▶ **Tasks to perform**:
- A) Condense the paragraph of the brake fluid post that begins "The replacement procedure is easy" into a short bulleted list that keeps its main facts.
- B) Please copy the stretch of the records from the start of the records through the line containing "question-number: 3. xyxy=(112,279,123,294)", both ends included, reproducing each line as it stands.

Wednesday, July 6, 2016

The Forgotten Oil Change: Brake Fluid

Thanks makeameme.org
When replacing the brakes, many (let say most?) home mechanics overlook doing the same for the brake fluid.  Brake fluid works hard and needs to be replaced with fresh fluid in order to get the best stopping performance.  Over time, brake fluid absorbs water from the atmosphere and becomes less effective -- the contaminated fluid can be compressed more easily this diminishing the efficacy of the brakes.  The extra moisture in the system will also cause problems for the braking lines, causing them to rust from the inside out.  All not good!  I inspected the brake lines on my Freestyle, but if the deterioration is happening on the inside, there's not much to see from the outside until the leaking starts.

Brake fluid costs about $8 for a large bottle, so why not replace that well? I'll tell you why: bleeding brakes is a bit of a pain and messy and there's the fear that it will be done completely wrong causing massive brake failure at an unpredictable time resulting in the car careening off the road, hitting an embankment and erupting into a giant fireball.  Or maybe it's just messy?

Out with the old


2006 ford freestyle old brake fluid
Looks like it was never changed
Several specialized tools exist for extracting the used brake fluid from the master cylinder, the one shown in the picture happens to be a turkey baster from the dollar store.  Not the greatest tool, but cheap and disposable. The fluid is... groady.  New brake fluid looks as translucent as light veggie oil.  What I see here looks like over-worked oil I've drained from vats while working as a teen-ager in fast food. Ewwww.  The picture just doesn't convey the abhorrent condition of the liquid, it's both brown and green with what looks like algae floating about -- give it another three months and we might have a new life form on our hands.

In with the new

2006 ford freestyle suction brake bleeder
HF suction brake bleeder
The replacement procedure is easy.  You'll need a way to catch the old fluid, I happen to have a HF special vacuum pump operating by my small (but powerful!) compressor.  Even though the vacuum draws the fluid, I still speed the process by having somebody push the brakes while using suction.

Start from wheel the furthest from the brake fluid reservoir, remove the dust jacket from the bleeder, give the bleeder a turn with a socket or wrench (11mm in my case) and some of the liquid will just start dripping out, attach the bleeder hose and have a buddy pump the brakes. When the fluid's clean, tighten the bleeder; just to make sure that I don't let air seep back in, tighten the bleeder while the vacuum is running; you can get the same effect by tightening the bleeder when your buddy is pushing in on the brake peddle.

2006 freestyle no caliper
Catching brake fluid
For this car, when the rear caliper was detached from the car when doing the brakes, I took the liberty of letting the fluid drain from the brake hose into a spare oil bottle. I still had to do the bleeding process, as the re-attached caliper contained both air and some old fluid, but since most of the old fluid drained out of the lines, the new fluid was visible in just a push or two of the brakes.

▶ **Given information**:
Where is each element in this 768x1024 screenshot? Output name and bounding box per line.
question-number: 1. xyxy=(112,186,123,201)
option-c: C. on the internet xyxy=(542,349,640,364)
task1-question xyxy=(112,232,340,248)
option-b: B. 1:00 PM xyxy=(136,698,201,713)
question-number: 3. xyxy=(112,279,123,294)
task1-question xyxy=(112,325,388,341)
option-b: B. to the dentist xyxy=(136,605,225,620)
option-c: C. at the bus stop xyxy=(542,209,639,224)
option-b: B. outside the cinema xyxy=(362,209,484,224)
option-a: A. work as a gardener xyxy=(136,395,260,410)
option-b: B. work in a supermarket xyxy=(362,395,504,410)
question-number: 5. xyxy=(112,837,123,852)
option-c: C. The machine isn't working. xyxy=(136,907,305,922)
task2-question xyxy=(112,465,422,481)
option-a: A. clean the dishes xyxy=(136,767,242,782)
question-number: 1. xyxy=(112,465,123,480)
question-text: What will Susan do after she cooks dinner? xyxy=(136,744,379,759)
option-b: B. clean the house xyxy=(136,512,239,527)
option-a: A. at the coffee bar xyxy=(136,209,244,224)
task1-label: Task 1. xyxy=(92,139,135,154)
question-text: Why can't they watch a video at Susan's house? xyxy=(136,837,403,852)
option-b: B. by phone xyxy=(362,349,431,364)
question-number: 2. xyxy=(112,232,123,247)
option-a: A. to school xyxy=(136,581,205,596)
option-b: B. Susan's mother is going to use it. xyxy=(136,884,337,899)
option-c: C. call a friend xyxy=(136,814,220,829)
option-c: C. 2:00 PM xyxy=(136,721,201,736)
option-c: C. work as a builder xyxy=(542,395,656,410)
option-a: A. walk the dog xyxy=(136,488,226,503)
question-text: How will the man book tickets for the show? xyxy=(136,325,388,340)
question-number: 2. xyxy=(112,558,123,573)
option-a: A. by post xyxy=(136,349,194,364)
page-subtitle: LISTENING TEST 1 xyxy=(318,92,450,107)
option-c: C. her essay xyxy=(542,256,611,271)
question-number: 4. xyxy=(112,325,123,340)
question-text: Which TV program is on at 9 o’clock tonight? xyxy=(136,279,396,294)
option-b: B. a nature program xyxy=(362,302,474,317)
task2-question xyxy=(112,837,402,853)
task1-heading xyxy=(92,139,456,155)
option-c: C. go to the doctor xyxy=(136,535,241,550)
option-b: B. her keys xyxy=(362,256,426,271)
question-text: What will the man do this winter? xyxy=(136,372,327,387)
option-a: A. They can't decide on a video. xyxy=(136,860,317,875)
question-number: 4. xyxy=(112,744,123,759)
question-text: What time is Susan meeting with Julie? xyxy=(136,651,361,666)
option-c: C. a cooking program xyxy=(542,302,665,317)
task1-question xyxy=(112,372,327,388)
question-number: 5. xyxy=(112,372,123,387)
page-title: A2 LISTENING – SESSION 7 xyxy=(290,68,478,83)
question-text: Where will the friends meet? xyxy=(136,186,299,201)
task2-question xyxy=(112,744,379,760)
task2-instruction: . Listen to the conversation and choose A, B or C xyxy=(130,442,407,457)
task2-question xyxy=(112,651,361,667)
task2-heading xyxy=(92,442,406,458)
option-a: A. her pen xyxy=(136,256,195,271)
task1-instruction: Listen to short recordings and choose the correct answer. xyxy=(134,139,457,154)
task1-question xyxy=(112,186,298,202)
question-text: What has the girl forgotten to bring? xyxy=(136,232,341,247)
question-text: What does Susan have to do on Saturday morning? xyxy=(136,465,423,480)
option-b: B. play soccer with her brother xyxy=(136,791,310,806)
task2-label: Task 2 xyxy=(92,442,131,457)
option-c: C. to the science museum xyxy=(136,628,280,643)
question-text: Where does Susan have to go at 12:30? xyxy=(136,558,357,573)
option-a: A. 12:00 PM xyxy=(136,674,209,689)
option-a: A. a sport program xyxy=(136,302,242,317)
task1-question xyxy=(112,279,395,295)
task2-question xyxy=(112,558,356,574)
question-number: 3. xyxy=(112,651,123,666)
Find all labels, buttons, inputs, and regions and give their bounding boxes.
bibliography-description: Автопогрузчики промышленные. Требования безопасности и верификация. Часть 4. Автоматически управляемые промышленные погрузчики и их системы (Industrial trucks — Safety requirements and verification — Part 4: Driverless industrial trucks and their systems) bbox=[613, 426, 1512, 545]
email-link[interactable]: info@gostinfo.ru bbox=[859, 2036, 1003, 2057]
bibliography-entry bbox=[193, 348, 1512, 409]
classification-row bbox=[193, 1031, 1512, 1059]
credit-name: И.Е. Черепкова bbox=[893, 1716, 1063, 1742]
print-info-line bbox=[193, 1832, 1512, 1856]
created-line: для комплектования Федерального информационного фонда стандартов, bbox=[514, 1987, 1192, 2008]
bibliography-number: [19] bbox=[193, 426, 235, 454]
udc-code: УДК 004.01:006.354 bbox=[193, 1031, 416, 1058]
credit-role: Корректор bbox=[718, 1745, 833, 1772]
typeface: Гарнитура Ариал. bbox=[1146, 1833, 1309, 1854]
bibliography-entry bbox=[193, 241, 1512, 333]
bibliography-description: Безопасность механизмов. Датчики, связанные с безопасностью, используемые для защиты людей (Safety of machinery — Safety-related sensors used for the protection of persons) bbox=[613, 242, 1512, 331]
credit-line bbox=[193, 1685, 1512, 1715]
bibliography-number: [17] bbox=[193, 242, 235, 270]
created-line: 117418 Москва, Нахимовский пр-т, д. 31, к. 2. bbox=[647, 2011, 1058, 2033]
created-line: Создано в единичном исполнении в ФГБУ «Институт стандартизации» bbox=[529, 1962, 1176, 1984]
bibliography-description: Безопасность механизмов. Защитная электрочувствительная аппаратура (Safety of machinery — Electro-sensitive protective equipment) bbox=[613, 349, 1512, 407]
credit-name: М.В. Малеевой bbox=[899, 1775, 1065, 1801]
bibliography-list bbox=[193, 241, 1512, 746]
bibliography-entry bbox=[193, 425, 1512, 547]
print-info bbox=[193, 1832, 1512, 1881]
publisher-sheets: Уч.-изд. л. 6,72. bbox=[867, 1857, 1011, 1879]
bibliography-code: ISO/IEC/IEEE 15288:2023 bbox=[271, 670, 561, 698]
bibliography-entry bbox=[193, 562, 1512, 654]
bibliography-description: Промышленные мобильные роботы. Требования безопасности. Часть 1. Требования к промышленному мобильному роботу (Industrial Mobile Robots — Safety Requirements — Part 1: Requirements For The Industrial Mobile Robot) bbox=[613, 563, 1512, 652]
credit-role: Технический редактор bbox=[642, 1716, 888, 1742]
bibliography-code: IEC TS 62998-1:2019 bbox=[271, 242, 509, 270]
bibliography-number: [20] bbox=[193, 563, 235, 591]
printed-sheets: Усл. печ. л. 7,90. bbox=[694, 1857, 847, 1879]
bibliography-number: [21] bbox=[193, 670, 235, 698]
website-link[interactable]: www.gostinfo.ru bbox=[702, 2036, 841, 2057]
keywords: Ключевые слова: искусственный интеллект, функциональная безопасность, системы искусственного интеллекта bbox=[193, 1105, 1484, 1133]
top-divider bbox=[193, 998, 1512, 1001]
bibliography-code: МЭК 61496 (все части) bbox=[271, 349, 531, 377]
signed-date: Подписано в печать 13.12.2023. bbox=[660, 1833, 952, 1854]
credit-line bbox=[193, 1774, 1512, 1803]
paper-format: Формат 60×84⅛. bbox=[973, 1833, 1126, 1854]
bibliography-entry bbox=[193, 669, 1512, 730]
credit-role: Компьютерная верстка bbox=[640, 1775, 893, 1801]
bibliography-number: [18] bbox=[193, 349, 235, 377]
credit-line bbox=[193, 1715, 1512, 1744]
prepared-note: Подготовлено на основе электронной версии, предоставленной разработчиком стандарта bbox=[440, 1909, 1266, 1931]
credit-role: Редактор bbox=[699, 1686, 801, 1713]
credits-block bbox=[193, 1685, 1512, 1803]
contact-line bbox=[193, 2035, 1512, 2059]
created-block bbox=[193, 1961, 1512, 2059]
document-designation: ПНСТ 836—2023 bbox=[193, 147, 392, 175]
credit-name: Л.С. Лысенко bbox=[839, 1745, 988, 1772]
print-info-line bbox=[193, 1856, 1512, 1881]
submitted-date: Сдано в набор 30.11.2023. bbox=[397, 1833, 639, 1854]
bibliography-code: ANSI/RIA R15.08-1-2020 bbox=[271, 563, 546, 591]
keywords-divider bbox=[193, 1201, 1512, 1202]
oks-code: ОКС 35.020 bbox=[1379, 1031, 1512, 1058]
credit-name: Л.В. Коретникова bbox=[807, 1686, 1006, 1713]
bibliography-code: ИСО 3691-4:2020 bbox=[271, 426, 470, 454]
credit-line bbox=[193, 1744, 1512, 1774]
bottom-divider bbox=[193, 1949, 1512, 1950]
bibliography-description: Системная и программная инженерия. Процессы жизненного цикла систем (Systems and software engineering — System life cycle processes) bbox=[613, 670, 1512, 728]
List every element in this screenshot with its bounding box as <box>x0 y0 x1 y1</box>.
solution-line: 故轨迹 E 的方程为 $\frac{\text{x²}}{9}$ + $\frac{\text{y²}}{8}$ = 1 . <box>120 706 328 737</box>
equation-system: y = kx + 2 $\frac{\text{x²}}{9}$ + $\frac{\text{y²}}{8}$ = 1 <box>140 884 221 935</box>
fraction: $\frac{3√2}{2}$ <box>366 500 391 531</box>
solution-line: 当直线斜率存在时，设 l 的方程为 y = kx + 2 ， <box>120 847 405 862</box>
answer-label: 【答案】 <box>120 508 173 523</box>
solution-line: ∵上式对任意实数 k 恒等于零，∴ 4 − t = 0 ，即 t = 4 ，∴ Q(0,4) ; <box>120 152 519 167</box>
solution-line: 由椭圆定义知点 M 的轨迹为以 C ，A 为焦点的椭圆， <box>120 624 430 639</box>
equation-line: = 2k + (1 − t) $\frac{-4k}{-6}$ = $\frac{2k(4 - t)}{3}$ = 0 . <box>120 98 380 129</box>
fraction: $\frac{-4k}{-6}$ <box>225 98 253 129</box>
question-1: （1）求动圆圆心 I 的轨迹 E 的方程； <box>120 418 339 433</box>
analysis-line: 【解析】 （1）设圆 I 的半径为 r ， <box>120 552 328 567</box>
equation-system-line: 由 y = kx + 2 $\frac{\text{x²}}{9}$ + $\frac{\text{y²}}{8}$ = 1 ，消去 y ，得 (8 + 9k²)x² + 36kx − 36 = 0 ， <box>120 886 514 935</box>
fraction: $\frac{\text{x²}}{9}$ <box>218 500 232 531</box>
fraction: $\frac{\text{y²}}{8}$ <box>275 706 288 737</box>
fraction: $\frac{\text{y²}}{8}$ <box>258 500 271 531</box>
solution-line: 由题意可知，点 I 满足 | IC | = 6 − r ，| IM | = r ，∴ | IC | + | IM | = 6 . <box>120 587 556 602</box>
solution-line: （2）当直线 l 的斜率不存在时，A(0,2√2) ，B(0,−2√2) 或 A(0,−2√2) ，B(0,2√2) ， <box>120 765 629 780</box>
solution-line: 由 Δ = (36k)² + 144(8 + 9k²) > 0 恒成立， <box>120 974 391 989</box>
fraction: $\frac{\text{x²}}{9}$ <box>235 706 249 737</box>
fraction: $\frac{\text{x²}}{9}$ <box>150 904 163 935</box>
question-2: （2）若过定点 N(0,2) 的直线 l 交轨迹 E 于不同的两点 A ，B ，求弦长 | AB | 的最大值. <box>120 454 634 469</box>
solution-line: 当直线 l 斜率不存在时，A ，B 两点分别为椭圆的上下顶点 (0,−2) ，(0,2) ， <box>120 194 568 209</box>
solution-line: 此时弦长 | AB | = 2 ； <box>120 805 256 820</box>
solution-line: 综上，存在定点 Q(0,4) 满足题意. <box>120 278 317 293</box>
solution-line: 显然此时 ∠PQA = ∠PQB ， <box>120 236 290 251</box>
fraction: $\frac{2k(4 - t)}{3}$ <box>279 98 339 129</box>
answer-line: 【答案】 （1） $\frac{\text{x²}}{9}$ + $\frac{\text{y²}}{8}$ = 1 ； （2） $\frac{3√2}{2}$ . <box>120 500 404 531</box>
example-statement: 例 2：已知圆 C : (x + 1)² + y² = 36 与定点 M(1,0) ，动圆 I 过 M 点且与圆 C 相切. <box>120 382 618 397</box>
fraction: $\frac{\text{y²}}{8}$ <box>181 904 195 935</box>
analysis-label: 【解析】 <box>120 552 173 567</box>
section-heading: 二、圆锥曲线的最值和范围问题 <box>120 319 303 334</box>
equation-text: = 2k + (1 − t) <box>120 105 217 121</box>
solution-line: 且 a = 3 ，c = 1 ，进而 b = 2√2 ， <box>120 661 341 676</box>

▶ **Results of the tasks**:
- A)
- Replacing the brake fluid is easy.
- You need a way to catch the old fluid.
- The author uses an HF vacuum pump run by a small but powerful compressor.
- Although the vacuum draws the fluid out, having someone push the brakes during suction speeds up the process.

- B)
Where is each element in this 768x1024 screenshot? Output name and bounding box per line.
question-number: 1. xyxy=(112,186,123,201)
option-c: C. on the internet xyxy=(542,349,640,364)
task1-question xyxy=(112,232,340,248)
option-b: B. 1:00 PM xyxy=(136,698,201,713)
question-number: 3. xyxy=(112,279,123,294)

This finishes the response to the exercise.